> **Written exercise**:
Search the data below for the word "onions" and copy each line that holds it.

### Records

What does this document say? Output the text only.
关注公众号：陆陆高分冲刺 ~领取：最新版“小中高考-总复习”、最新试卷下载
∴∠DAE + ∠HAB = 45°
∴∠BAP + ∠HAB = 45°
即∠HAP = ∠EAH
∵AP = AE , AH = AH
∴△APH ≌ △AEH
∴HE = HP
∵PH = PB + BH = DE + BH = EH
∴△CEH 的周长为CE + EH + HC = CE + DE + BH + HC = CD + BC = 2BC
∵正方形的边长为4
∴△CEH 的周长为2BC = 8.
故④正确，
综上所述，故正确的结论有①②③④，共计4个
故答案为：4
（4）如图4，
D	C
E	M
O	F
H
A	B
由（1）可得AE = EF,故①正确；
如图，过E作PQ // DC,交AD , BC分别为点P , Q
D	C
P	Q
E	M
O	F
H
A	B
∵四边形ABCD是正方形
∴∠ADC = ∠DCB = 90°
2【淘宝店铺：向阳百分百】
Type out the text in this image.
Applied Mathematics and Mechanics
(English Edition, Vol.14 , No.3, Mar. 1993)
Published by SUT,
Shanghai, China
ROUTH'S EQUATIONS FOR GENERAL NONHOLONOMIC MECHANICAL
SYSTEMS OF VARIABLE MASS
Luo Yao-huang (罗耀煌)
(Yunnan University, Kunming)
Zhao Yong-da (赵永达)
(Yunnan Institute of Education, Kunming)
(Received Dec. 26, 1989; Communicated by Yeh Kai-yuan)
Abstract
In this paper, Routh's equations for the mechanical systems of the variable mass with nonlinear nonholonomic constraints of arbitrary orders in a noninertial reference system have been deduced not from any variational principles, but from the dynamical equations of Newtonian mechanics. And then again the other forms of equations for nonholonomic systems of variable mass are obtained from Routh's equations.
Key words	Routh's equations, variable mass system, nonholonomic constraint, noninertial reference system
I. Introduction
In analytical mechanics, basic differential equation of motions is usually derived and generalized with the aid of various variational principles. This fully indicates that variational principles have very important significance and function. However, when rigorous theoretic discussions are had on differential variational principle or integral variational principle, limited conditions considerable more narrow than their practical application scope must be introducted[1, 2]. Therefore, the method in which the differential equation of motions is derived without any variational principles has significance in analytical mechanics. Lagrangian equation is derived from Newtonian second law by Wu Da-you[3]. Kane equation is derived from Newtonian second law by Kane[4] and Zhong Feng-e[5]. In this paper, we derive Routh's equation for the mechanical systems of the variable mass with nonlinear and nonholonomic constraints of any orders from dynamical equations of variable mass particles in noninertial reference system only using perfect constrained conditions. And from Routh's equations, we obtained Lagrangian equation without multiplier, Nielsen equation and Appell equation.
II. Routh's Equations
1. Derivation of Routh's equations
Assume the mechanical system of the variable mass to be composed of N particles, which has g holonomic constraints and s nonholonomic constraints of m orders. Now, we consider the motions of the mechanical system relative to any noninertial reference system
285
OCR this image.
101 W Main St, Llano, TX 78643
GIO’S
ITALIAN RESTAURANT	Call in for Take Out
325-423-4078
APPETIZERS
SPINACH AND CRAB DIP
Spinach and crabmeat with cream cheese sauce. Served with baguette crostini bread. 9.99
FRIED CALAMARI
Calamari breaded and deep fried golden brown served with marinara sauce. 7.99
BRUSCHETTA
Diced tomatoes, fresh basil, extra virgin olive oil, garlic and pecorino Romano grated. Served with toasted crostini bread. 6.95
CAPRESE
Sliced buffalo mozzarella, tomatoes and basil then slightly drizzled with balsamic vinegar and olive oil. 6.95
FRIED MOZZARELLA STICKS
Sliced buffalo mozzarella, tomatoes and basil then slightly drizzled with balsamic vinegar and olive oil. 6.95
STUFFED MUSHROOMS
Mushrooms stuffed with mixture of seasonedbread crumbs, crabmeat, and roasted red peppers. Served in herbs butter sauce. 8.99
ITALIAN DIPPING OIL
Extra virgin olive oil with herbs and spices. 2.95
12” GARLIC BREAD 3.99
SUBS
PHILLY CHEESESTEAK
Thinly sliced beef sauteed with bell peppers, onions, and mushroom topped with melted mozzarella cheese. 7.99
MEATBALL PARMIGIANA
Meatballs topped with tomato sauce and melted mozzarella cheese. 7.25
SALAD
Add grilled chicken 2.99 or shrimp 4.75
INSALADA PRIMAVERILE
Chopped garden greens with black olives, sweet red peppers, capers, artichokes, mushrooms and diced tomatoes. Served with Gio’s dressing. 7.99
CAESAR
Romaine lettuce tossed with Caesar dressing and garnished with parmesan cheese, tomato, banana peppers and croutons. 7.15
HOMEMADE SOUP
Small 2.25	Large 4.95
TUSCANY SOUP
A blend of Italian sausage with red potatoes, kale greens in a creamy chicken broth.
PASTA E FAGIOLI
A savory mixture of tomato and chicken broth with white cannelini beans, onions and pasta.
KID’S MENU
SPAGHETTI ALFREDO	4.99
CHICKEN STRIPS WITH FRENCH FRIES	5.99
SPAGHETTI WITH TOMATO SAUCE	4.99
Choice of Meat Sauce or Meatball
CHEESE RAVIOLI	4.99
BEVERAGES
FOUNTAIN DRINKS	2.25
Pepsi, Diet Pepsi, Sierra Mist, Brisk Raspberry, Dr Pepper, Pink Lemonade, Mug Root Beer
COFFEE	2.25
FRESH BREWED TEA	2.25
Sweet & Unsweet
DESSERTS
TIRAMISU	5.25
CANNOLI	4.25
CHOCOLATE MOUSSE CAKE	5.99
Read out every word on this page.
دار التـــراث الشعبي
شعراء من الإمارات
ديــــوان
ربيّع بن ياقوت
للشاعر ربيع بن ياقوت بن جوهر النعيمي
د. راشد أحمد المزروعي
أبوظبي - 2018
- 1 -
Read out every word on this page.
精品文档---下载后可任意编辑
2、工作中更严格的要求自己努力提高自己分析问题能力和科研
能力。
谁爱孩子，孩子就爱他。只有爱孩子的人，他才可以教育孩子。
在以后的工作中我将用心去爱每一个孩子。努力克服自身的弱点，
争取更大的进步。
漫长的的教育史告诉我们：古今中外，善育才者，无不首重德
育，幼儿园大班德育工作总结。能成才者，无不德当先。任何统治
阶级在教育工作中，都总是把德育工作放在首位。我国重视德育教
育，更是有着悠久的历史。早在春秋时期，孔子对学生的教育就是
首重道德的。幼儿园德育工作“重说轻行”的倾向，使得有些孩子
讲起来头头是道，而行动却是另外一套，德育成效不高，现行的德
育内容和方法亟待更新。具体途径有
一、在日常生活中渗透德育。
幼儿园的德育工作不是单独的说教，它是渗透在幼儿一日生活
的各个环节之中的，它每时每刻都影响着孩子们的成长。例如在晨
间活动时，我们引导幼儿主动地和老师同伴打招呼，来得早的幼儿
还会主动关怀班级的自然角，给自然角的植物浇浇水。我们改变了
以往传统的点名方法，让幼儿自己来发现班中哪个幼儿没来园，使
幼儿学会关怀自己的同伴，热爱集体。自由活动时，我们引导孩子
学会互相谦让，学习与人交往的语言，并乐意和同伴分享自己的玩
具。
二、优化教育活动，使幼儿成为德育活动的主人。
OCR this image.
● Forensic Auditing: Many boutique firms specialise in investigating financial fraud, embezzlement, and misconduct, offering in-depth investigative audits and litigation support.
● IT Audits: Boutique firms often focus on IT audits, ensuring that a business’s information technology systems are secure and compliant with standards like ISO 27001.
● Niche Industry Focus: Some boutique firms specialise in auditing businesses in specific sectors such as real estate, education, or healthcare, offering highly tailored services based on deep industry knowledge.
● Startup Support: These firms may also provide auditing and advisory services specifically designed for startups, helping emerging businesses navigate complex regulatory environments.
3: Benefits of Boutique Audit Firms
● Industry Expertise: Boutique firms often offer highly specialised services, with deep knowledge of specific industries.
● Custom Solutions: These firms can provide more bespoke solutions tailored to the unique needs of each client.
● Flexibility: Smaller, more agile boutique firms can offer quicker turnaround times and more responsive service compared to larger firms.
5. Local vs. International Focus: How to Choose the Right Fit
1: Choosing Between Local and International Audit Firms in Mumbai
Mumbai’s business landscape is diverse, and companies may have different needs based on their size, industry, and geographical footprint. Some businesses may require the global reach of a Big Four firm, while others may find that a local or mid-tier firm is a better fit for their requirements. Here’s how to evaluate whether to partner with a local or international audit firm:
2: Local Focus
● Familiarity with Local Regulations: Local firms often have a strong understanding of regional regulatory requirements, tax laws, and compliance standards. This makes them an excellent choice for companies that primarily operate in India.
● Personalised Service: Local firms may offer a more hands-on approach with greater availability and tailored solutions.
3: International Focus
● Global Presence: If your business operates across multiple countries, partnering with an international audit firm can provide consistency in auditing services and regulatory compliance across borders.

######

> **Problem solution**:
Thinly sliced beef sauteed with bell peppers, onions, and mushroom topped with melted mozzarella cheese. 7.99
A savory mixture of tomato and chicken broth with white cannelini beans, onions and pasta.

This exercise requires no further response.